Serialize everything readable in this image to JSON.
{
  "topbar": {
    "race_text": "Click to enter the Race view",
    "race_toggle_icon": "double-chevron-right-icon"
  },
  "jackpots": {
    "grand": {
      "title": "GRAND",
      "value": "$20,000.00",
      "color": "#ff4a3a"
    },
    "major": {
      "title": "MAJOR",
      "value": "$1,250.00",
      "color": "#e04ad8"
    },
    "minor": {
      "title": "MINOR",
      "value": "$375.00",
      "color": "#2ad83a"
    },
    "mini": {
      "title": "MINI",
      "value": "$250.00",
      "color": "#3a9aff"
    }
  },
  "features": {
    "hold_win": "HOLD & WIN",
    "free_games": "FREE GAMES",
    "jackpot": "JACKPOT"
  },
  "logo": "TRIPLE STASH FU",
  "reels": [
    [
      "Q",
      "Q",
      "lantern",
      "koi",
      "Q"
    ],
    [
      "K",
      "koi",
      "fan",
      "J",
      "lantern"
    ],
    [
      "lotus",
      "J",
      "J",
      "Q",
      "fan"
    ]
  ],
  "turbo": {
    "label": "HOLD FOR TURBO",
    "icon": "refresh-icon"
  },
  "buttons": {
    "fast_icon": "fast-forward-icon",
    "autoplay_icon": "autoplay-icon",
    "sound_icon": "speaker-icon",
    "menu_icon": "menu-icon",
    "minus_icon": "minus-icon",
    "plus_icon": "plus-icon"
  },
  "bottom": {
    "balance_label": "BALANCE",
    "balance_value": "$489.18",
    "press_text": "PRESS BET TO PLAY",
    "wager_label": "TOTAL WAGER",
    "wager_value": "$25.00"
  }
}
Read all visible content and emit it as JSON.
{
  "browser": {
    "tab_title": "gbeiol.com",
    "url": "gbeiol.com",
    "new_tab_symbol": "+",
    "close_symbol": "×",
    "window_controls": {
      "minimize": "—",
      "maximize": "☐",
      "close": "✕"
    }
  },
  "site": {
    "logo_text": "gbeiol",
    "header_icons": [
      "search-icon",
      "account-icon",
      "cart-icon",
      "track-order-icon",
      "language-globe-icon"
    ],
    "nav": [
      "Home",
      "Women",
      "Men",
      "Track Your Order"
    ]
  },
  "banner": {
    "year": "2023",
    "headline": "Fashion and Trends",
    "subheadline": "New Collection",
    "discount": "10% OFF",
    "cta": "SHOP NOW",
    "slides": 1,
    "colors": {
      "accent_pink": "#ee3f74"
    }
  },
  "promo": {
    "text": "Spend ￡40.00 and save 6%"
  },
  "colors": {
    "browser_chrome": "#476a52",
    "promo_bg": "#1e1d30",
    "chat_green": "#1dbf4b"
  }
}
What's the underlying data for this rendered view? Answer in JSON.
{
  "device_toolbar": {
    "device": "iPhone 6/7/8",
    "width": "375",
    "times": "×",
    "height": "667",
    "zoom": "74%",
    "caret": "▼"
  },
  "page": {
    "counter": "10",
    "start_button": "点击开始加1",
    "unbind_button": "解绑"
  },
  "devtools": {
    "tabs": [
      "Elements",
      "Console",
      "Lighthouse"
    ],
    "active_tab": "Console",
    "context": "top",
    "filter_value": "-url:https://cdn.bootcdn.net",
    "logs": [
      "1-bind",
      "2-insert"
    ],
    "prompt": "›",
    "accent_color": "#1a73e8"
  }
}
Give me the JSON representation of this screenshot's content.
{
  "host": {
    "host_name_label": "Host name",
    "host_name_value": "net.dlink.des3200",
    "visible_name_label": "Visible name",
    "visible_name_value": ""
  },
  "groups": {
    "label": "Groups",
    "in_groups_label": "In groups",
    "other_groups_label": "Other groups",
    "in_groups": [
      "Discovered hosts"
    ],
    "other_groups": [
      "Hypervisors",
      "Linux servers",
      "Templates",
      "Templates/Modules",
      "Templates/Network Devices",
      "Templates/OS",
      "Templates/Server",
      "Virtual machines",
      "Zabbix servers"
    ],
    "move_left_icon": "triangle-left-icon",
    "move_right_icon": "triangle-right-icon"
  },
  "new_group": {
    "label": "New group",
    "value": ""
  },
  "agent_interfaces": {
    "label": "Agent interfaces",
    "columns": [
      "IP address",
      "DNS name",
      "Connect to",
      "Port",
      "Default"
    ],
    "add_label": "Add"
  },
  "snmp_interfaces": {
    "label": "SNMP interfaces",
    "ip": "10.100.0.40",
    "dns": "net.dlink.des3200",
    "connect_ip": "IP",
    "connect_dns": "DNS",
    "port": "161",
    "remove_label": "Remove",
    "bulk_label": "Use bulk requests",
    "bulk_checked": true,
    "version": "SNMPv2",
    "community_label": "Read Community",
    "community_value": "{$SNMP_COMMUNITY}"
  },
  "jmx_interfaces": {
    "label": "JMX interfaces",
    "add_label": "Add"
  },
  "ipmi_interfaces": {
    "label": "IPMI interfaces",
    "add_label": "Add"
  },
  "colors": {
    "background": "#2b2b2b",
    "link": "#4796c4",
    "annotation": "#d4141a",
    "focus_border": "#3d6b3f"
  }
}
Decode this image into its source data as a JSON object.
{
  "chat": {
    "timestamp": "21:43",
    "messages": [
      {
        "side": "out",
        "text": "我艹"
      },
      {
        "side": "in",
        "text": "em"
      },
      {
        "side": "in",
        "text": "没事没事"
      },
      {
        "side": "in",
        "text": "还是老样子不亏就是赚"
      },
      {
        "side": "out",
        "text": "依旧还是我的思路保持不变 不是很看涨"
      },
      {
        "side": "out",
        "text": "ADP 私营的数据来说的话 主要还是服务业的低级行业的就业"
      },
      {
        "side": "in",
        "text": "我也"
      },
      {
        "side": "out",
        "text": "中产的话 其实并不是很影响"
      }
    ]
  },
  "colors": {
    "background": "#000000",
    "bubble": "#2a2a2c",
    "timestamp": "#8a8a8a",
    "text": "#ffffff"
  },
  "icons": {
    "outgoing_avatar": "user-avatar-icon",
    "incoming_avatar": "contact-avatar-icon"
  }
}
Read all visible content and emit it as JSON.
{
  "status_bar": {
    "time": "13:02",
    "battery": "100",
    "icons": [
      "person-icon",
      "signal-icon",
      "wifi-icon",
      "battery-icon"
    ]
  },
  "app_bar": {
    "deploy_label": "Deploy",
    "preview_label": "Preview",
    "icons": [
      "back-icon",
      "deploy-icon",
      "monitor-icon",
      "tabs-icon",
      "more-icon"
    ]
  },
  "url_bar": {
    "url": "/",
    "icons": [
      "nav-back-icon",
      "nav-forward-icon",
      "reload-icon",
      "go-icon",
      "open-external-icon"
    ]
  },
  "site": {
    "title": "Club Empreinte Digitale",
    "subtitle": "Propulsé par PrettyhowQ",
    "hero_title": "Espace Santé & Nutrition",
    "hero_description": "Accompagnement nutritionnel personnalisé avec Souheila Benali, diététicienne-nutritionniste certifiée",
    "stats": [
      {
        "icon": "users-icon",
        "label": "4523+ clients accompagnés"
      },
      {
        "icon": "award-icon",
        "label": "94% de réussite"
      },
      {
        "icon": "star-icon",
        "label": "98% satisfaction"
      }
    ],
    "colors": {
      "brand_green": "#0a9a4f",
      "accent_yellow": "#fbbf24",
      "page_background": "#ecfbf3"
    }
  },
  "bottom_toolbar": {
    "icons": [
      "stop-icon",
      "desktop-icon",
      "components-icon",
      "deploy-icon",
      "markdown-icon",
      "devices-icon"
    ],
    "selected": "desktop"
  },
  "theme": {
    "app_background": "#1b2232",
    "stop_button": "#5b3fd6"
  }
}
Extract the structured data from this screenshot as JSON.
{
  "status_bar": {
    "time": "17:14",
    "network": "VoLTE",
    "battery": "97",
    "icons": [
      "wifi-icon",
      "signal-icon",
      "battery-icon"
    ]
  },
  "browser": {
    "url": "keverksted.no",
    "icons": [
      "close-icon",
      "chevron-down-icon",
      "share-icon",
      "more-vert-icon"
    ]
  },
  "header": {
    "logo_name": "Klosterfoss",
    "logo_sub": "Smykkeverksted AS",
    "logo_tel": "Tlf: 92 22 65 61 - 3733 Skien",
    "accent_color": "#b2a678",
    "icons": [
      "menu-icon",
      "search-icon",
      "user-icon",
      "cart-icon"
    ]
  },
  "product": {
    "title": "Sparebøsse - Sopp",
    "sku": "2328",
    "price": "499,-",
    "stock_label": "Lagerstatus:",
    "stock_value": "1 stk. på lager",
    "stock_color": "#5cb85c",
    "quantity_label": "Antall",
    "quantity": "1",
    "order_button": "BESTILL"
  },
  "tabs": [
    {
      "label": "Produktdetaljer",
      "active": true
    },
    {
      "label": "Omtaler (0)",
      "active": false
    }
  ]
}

+--

**What you need to do**
Filter the entries down to the lines with the word "avatar" in them.

**Written response**
    "outgoing_avatar": "user-avatar-icon",
    "incoming_avatar": "contact-avatar-icon"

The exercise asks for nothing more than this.